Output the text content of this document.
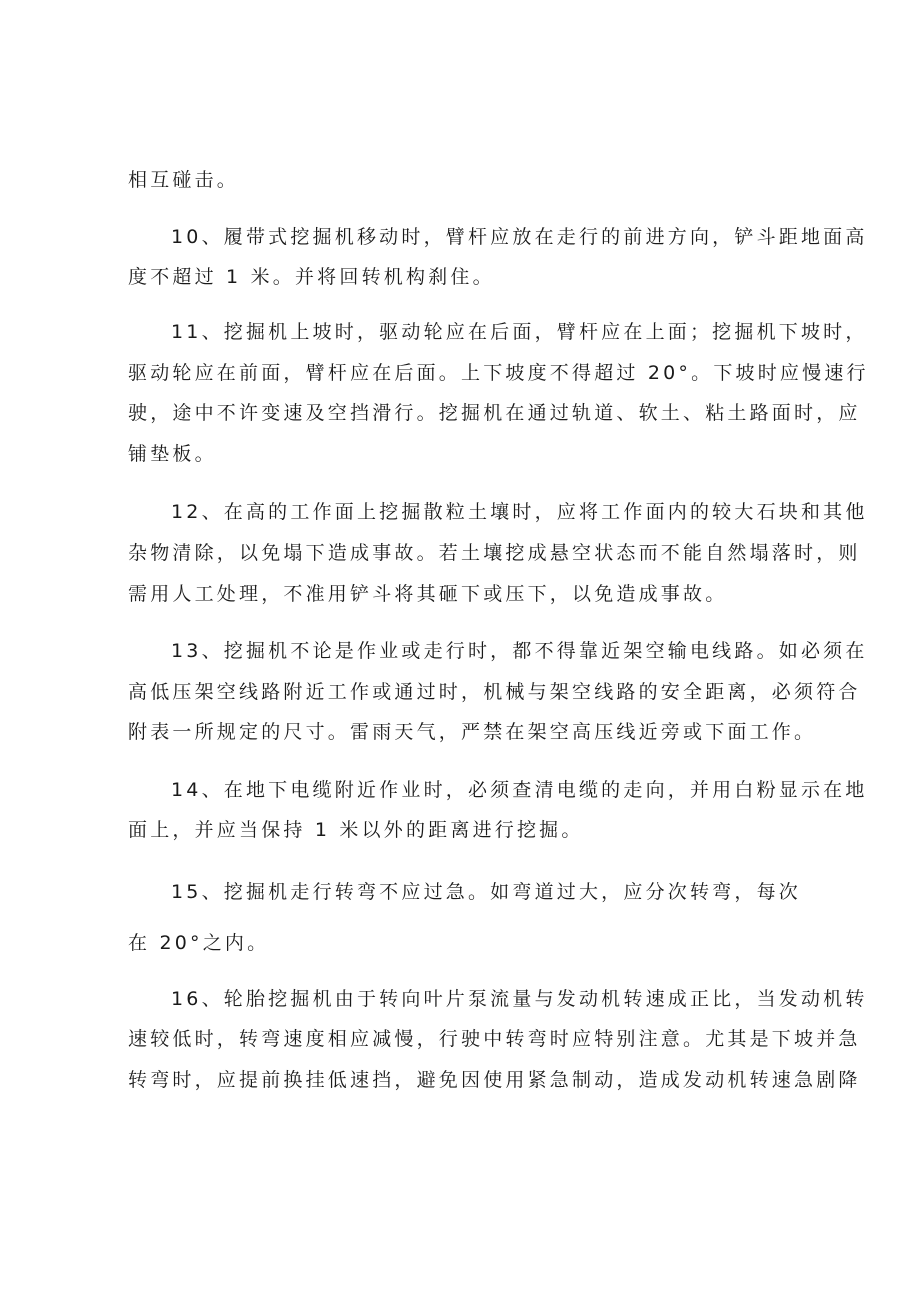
相互碰击。
10、履带式挖掘机移动时，臂杆应放在走行的前进方向，铲斗距地面高
度不超过 1 米。并将回转机构刹住。
11、挖掘机上坡时，驱动轮应在后面，臂杆应在上面；挖掘机下坡时，
驱动轮应在前面，臂杆应在后面。上下坡度不得超过 20°。下坡时应慢速行
驶，途中不许变速及空挡滑行。挖掘机在通过轨道、软土、粘土路面时，应
铺垫板。
12、在高的工作面上挖掘散粒土壤时，应将工作面内的较大石块和其他
杂物清除，以免塌下造成事故。若土壤挖成悬空状态而不能自然塌落时，则
需用人工处理，不准用铲斗将其砸下或压下，以免造成事故。
13、挖掘机不论是作业或走行时，都不得靠近架空输电线路。如必须在
高低压架空线路附近工作或通过时，机械与架空线路的安全距离，必须符合
附表一所规定的尺寸。雷雨天气，严禁在架空高压线近旁或下面工作。
14、在地下电缆附近作业时，必须查清电缆的走向，并用白粉显示在地
面上，并应当保持 1 米以外的距离进行挖掘。
15、挖掘机走行转弯不应过急。如弯道过大，应分次转弯，每次
在 20°之内。
16、轮胎挖掘机由于转向叶片泵流量与发动机转速成正比，当发动机转
速较低时，转弯速度相应减慢，行驶中转弯时应特别注意。尤其是下坡并急
转弯时，应提前换挂低速挡，避免因使用紧急制动，造成发动机转速急剧降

__________

● PROBLEM DESCRIPTION
Exactly as written, return every line of the listing, but not the pictures.

● THE COMPLETED TASK
Output the text content of this document.
相互碰击。
10、履带式挖掘机移动时，臂杆应放在走行的前进方向，铲斗距地面高
度不超过 1 米。并将回转机构刹住。
11、挖掘机上坡时，驱动轮应在后面，臂杆应在上面；挖掘机下坡时，
驱动轮应在前面，臂杆应在后面。上下坡度不得超过 20°。下坡时应慢速行
驶，途中不许变速及空挡滑行。挖掘机在通过轨道、软土、粘土路面时，应
铺垫板。
12、在高的工作面上挖掘散粒土壤时，应将工作面内的较大石块和其他
杂物清除，以免塌下造成事故。若土壤挖成悬空状态而不能自然塌落时，则
需用人工处理，不准用铲斗将其砸下或压下，以免造成事故。
13、挖掘机不论是作业或走行时，都不得靠近架空输电线路。如必须在
高低压架空线路附近工作或通过时，机械与架空线路的安全距离，必须符合
附表一所规定的尺寸。雷雨天气，严禁在架空高压线近旁或下面工作。
14、在地下电缆附近作业时，必须查清电缆的走向，并用白粉显示在地
面上，并应当保持 1 米以外的距离进行挖掘。
15、挖掘机走行转弯不应过急。如弯道过大，应分次转弯，每次
在 20°之内。
16、轮胎挖掘机由于转向叶片泵流量与发动机转速成正比，当发动机转
速较低时，转弯速度相应减慢，行驶中转弯时应特别注意。尤其是下坡并急
转弯时，应提前换挂低速挡，避免因使用紧急制动，造成发动机转速急剧降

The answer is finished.